Dataset listings of figures ▸
⟨

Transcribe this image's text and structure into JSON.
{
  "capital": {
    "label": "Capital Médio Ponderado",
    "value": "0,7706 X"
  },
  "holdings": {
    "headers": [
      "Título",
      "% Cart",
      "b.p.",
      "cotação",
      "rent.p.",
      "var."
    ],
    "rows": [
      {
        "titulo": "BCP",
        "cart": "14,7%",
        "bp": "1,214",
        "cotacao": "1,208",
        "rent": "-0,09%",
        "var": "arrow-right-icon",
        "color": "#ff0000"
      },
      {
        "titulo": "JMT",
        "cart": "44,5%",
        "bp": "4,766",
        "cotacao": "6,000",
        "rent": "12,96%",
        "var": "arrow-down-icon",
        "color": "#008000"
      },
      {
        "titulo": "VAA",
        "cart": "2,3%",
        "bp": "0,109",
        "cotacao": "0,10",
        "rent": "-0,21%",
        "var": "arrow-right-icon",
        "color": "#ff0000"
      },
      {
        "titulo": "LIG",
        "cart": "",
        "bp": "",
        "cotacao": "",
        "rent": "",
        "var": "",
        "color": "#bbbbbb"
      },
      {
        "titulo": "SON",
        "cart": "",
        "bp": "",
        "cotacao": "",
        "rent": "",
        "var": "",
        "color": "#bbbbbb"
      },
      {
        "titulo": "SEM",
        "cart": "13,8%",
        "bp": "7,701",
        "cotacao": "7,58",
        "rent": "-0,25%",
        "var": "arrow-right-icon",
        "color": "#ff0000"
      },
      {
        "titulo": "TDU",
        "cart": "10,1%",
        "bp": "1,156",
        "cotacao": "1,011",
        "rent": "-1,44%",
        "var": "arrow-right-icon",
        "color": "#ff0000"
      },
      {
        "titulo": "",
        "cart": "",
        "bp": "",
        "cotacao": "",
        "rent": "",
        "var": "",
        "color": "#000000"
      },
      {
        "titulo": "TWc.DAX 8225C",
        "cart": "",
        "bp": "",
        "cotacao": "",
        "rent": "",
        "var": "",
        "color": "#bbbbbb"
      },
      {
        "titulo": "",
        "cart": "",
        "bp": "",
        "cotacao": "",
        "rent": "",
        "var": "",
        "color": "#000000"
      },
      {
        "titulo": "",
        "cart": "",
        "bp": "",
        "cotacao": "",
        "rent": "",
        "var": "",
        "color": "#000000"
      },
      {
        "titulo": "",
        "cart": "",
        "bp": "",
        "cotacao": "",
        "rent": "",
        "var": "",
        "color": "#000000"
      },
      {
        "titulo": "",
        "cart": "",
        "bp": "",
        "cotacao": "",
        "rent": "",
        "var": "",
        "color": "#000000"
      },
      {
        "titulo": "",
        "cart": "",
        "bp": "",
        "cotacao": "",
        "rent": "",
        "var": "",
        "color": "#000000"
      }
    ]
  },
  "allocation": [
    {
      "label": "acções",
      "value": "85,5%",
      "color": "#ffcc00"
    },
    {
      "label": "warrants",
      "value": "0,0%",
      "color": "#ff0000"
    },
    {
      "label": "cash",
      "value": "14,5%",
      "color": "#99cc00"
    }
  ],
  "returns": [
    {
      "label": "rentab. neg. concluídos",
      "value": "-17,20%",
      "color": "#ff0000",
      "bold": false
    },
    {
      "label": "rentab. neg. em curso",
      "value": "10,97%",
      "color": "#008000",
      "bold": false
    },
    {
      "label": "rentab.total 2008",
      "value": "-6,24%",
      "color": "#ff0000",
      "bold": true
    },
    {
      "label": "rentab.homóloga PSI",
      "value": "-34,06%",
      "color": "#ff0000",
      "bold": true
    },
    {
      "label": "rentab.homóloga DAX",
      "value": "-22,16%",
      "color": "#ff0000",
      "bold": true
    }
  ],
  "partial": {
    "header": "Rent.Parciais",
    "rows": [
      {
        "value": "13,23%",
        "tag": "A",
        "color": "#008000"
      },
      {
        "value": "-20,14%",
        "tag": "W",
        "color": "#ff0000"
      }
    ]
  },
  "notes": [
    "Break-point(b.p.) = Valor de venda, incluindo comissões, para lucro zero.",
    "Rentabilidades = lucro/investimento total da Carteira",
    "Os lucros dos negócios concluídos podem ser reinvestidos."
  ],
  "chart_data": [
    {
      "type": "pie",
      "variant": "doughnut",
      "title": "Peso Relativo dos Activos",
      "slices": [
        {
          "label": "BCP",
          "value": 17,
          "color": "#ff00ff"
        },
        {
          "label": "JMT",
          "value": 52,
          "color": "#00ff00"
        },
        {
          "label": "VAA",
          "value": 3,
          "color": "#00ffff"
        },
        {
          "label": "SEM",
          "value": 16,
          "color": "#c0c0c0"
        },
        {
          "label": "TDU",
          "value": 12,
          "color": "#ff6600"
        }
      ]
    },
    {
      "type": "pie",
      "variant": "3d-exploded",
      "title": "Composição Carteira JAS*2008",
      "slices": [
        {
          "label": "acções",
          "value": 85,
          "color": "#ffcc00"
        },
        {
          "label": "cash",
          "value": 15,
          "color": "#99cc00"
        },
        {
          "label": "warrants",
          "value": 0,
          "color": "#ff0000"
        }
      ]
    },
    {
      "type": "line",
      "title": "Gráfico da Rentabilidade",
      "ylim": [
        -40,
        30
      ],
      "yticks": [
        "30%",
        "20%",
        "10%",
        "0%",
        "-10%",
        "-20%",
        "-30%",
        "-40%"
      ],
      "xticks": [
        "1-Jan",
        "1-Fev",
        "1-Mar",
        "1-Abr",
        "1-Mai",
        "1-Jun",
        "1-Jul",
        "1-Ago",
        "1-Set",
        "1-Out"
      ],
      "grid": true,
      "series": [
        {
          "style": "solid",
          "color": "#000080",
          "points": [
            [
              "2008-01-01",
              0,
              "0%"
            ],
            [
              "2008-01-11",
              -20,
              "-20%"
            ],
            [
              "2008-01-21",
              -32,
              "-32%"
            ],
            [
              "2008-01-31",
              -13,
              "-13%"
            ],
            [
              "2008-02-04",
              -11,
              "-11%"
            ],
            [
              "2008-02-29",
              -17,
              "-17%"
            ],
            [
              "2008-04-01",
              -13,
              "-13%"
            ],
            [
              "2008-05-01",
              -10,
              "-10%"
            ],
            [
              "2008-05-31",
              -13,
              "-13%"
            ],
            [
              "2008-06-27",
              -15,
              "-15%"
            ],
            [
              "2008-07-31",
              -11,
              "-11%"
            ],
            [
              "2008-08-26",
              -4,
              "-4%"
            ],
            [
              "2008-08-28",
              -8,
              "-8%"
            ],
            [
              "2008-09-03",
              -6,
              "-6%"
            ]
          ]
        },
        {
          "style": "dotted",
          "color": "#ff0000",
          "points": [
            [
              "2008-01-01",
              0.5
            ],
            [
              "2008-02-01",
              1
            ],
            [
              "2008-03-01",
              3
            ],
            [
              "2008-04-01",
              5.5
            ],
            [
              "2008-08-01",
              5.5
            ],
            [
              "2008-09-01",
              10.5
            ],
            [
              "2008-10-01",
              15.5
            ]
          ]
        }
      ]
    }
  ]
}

⟩

Exercise task ▸
Every entry should be printed again exactly as it stands.

Answer below ▸
Transcribe this image's text and structure into JSON.
{
  "capital": {
    "label": "Capital Médio Ponderado",
    "value": "0,7706 X"
  },
  "holdings": {
    "headers": [
      "Título",
      "% Cart",
      "b.p.",
      "cotação",
      "rent.p.",
      "var."
    ],
    "rows": [
      {
        "titulo": "BCP",
        "cart": "14,7%",
        "bp": "1,214",
        "cotacao": "1,208",
        "rent": "-0,09%",
        "var": "arrow-right-icon",
        "color": "#ff0000"
      },
      {
        "titulo": "JMT",
        "cart": "44,5%",
        "bp": "4,766",
        "cotacao": "6,000",
        "rent": "12,96%",
        "var": "arrow-down-icon",
        "color": "#008000"
      },
      {
        "titulo": "VAA",
        "cart": "2,3%",
        "bp": "0,109",
        "cotacao": "0,10",
        "rent": "-0,21%",
        "var": "arrow-right-icon",
        "color": "#ff0000"
      },
      {
        "titulo": "LIG",
        "cart": "",
        "bp": "",
        "cotacao": "",
        "rent": "",
        "var": "",
        "color": "#bbbbbb"
      },
      {
        "titulo": "SON",
        "cart": "",
        "bp": "",
        "cotacao": "",
        "rent": "",
        "var": "",
        "color": "#bbbbbb"
      },
      {
        "titulo": "SEM",
        "cart": "13,8%",
        "bp": "7,701",
        "cotacao": "7,58",
        "rent": "-0,25%",
        "var": "arrow-right-icon",
        "color": "#ff0000"
      },
      {
        "titulo": "TDU",
        "cart": "10,1%",
        "bp": "1,156",
        "cotacao": "1,011",
        "rent": "-1,44%",
        "var": "arrow-right-icon",
        "color": "#ff0000"
      },
      {
        "titulo": "",
        "cart": "",
        "bp": "",
        "cotacao": "",
        "rent": "",
        "var": "",
        "color": "#000000"
      },
      {
        "titulo": "TWc.DAX 8225C",
        "cart": "",
        "bp": "",
        "cotacao": "",
        "rent": "",
        "var": "",
        "color": "#bbbbbb"
      },
      {
        "titulo": "",
        "cart": "",
        "bp": "",
        "cotacao": "",
        "rent": "",
        "var": "",
        "color": "#000000"
      },
      {
        "titulo": "",
        "cart": "",
        "bp": "",
        "cotacao": "",
        "rent": "",
        "var": "",
        "color": "#000000"
      },
      {
        "titulo": "",
        "cart": "",
        "bp": "",
        "cotacao": "",
        "rent": "",
        "var": "",
        "color": "#000000"
      },
      {
        "titulo": "",
        "cart": "",
        "bp": "",
        "cotacao": "",
        "rent": "",
        "var": "",
        "color": "#000000"
      },
      {
        "titulo": "",
        "cart": "",
        "bp": "",
        "cotacao": "",
        "rent": "",
        "var": "",
        "color": "#000000"
      }
    ]
  },
  "allocation": [
    {
      "label": "acções",
      "value": "85,5%",
      "color": "#ffcc00"
    },
    {
      "label": "warrants",
      "value": "0,0%",
      "color": "#ff0000"
    },
    {
      "label": "cash",
      "value": "14,5%",
      "color": "#99cc00"
    }
  ],
  "returns": [
    {
      "label": "rentab. neg. concluídos",
      "value": "-17,20%",
      "color": "#ff0000",
      "bold": false
    },
    {
      "label": "rentab. neg. em curso",
      "value": "10,97%",
      "color": "#008000",
      "bold": false
    },
    {
      "label": "rentab.total 2008",
      "value": "-6,24%",
      "color": "#ff0000",
      "bold": true
    },
    {
      "label": "rentab.homóloga PSI",
      "value": "-34,06%",
      "color": "#ff0000",
      "bold": true
    },
    {
      "label": "rentab.homóloga DAX",
      "value": "-22,16%",
      "color": "#ff0000",
      "bold": true
    }
  ],
  "partial": {
    "header": "Rent.Parciais",
    "rows": [
      {
        "value": "13,23%",
        "tag": "A",
        "color": "#008000"
      },
      {
        "value": "-20,14%",
        "tag": "W",
        "color": "#ff0000"
      }
    ]
  },
  "notes": [
    "Break-point(b.p.) = Valor de venda, incluindo comissões, para lucro zero.",
    "Rentabilidades = lucro/investimento total da Carteira",
    "Os lucros dos negócios concluídos podem ser reinvestidos."
  ],
  "chart_data": [
    {
      "type": "pie",
      "variant": "doughnut",
      "title": "Peso Relativo dos Activos",
      "slices": [
        {
          "label": "BCP",
          "value": 17,
          "color": "#ff00ff"
        },
        {
          "label": "JMT",
          "value": 52,
          "color": "#00ff00"
        },
        {
          "label": "VAA",
          "value": 3,
          "color": "#00ffff"
        },
        {
          "label": "SEM",
          "value": 16,
          "color": "#c0c0c0"
        },
        {
          "label": "TDU",
          "value": 12,
          "color": "#ff6600"
        }
      ]
    },
    {
      "type": "pie",
      "variant": "3d-exploded",
      "title": "Composição Carteira JAS*2008",
      "slices": [
        {
          "label": "acções",
          "value": 85,
          "color": "#ffcc00"
        },
        {
          "label": "cash",
          "value": 15,
          "color": "#99cc00"
        },
        {
          "label": "warrants",
          "value": 0,
          "color": "#ff0000"
        }
      ]
    },
    {
      "type": "line",
      "title": "Gráfico da Rentabilidade",
      "ylim": [
        -40,
        30
      ],
      "yticks": [
        "30%",
        "20%",
        "10%",
        "0%",
        "-10%",
        "-20%",
        "-30%",
        "-40%"
      ],
      "xticks": [
        "1-Jan",
        "1-Fev",
        "1-Mar",
        "1-Abr",
        "1-Mai",
        "1-Jun",
        "1-Jul",
        "1-Ago",
        "1-Set",
        "1-Out"
      ],
      "grid": true,
      "series": [
        {
          "style": "solid",
          "color": "#000080",
          "points": [
            [
              "2008-01-01",
              0,
              "0%"
            ],
            [
              "2008-01-11",
              -20,
              "-20%"
            ],
            [
              "2008-01-21",
              -32,
              "-32%"
            ],
            [
              "2008-01-31",
              -13,
              "-13%"
            ],
            [
              "2008-02-04",
              -11,
              "-11%"
            ],
            [
              "2008-02-29",
              -17,
              "-17%"
            ],
            [
              "2008-04-01",
              -13,
              "-13%"
            ],
            [
              "2008-05-01",
              -10,
              "-10%"
            ],
            [
              "2008-05-31",
              -13,
              "-13%"
            ],
            [
              "2008-06-27",
              -15,
              "-15%"
            ],
            [
              "2008-07-31",
              -11,
              "-11%"
            ],
            [
              "2008-08-26",
              -4,
              "-4%"
            ],
            [
              "2008-08-28",
              -8,
              "-8%"
            ],
            [
              "2008-09-03",
              -6,
              "-6%"
            ]
          ]
        },
        {
          "style": "dotted",
          "color": "#ff0000",
          "points": [
            [
              "2008-01-01",
              0.5
            ],
            [
              "2008-02-01",
              1
            ],
            [
              "2008-03-01",
              3
            ],
            [
              "2008-04-01",
              5.5
            ],
            [
              "2008-08-01",
              5.5
            ],
            [
              "2008-09-01",
              10.5
            ],
            [
              "2008-10-01",
              15.5
            ]
          ]
        }
      ]
    }
  ]
}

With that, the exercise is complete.